>> Start Exercise materials

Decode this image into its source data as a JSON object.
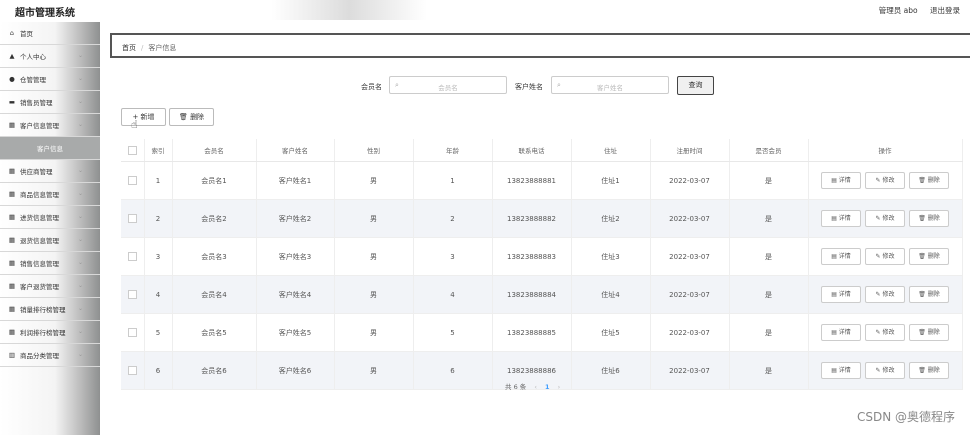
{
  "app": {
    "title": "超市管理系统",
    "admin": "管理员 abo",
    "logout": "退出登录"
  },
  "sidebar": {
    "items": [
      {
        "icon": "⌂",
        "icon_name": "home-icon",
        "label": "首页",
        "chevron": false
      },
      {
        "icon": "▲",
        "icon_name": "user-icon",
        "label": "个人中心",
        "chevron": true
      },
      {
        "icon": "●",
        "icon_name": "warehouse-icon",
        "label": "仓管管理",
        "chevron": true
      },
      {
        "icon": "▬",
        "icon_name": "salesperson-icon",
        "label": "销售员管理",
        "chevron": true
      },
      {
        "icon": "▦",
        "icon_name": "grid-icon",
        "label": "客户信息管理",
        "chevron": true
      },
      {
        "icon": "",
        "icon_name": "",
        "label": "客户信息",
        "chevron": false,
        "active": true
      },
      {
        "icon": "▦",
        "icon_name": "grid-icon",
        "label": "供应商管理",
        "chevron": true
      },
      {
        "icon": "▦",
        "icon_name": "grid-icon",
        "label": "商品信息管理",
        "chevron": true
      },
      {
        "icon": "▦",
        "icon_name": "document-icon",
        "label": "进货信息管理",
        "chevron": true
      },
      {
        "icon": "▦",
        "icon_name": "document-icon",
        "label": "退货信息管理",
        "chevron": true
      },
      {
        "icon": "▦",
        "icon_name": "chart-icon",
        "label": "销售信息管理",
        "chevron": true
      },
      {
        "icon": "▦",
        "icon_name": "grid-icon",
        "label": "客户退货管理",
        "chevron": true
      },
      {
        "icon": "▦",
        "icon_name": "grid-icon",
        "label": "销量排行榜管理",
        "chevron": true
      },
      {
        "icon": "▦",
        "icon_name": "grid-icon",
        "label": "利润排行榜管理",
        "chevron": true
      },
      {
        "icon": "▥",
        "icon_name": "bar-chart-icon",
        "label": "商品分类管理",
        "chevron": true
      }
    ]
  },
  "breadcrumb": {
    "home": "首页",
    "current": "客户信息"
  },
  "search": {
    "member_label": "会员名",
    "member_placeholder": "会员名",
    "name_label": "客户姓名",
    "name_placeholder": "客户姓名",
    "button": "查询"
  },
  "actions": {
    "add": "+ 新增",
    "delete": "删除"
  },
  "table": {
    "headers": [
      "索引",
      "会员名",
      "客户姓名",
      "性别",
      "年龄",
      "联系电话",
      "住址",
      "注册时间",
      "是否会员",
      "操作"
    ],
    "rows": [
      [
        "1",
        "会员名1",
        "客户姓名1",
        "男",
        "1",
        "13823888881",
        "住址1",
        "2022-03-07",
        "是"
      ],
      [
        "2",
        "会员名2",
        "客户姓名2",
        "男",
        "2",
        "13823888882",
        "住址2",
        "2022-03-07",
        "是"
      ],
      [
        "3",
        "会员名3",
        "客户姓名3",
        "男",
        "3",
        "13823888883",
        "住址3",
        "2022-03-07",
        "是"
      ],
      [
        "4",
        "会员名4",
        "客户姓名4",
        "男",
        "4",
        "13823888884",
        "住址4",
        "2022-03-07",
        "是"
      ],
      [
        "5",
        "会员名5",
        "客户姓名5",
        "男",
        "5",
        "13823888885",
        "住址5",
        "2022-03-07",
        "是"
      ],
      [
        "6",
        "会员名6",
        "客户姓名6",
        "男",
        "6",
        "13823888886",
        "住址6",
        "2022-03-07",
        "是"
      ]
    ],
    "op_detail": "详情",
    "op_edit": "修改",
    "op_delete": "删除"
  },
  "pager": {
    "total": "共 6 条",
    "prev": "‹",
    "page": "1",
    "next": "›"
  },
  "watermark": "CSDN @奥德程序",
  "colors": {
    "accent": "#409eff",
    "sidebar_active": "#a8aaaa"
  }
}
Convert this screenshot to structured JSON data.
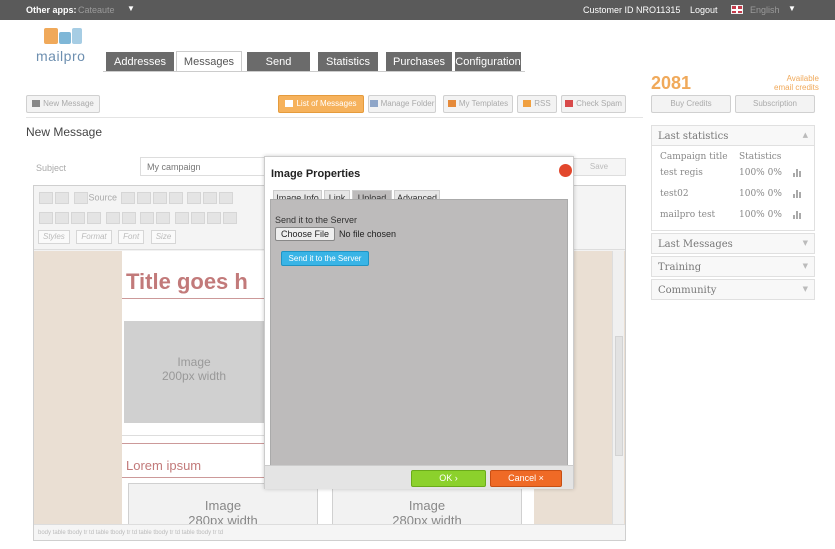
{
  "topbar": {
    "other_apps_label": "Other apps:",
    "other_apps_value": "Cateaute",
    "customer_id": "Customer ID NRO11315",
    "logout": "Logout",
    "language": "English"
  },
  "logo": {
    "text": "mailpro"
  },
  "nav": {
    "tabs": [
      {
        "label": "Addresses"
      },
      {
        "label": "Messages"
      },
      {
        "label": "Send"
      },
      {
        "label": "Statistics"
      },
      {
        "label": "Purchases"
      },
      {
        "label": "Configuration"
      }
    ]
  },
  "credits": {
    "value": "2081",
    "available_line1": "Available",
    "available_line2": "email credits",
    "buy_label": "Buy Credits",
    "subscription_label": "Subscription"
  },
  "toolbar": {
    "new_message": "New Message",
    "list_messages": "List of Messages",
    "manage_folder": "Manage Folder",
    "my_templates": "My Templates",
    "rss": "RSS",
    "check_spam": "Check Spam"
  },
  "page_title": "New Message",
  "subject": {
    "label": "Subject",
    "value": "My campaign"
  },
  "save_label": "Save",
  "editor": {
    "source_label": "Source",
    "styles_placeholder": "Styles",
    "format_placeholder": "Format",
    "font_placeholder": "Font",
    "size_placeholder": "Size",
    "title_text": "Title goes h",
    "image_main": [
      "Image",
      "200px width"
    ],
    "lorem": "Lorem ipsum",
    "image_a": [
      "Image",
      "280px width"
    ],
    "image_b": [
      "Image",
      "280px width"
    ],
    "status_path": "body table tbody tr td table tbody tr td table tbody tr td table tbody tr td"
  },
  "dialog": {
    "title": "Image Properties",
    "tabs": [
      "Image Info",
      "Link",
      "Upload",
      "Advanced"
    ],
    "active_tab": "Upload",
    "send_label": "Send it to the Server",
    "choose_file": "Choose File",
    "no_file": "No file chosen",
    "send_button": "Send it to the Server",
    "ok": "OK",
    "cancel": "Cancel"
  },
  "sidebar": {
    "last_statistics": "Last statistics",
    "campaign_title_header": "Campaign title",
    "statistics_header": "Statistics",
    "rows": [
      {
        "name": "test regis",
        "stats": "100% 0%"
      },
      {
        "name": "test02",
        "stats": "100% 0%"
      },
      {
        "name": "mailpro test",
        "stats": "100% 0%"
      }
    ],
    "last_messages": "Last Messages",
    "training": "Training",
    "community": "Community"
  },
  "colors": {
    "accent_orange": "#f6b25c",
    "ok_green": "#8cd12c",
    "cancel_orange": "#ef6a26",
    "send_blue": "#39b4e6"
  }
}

>> End Exercise materials

• Required task:
Identify each line in the records above containing the word "data"; copy those lines.

• Exercise solution:
Decode this image into its source data as a JSON object.
Convert this screenshot to structured JSON data.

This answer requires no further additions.